**GOAL**: Pull each line holding the word "plus" from the data.

---- SOURCE RECORDS

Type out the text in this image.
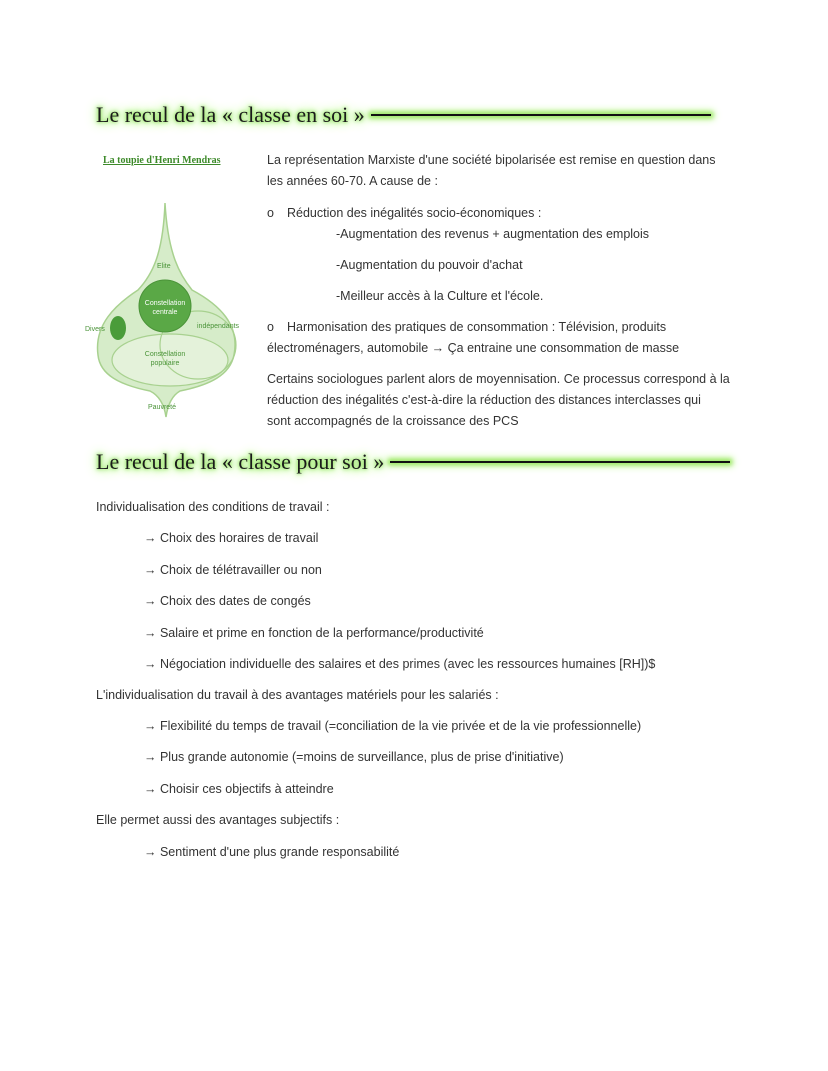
Le recul de la « classe en soi »
La toupie d'Henri Mendras
Elite
Constellation
centrale
indépendants
Divers
Constellation
populaire
Pauvreté
La représentation Marxiste d'une société bipolarisée est remise en question dans
les années 60-70. A cause de :
o Réduction des inégalités socio-économiques :
-Augmentation des revenus + augmentation des emplois
-Augmentation du pouvoir d'achat
-Meilleur accès à la Culture et l'école.
o Harmonisation des pratiques de consommation : Télévision, produits
électroménagers, automobile → Ça entraine une consommation de masse
Certains sociologues parlent alors de moyennisation. Ce processus correspond à la
réduction des inégalités c'est-à-dire la réduction des distances interclasses qui
sont accompagnés de la croissance des PCS
Le recul de la « classe pour soi »
Individualisation des conditions de travail :
→ Choix des horaires de travail
→ Choix de télétravailler ou non
→ Choix des dates de congés
→ Salaire et prime en fonction de la performance/productivité
→ Négociation individuelle des salaires et des primes (avec les ressources humaines [RH])$
L'individualisation du travail à des avantages matériels pour les salariés :
→ Flexibilité du temps de travail (=conciliation de la vie privée et de la vie professionnelle)
→ Plus grande autonomie (=moins de surveillance, plus de prise d'initiative)
→ Choisir ces objectifs à atteindre
Elle permet aussi des avantages subjectifs :
→ Sentiment d'une plus grande responsabilité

--------

**SOLUTION FOR THIS EXERCISE**:
→ Plus grande autonomie (=moins de surveillance, plus de prise d'initiative)
→ Sentiment d'une plus grande responsabilité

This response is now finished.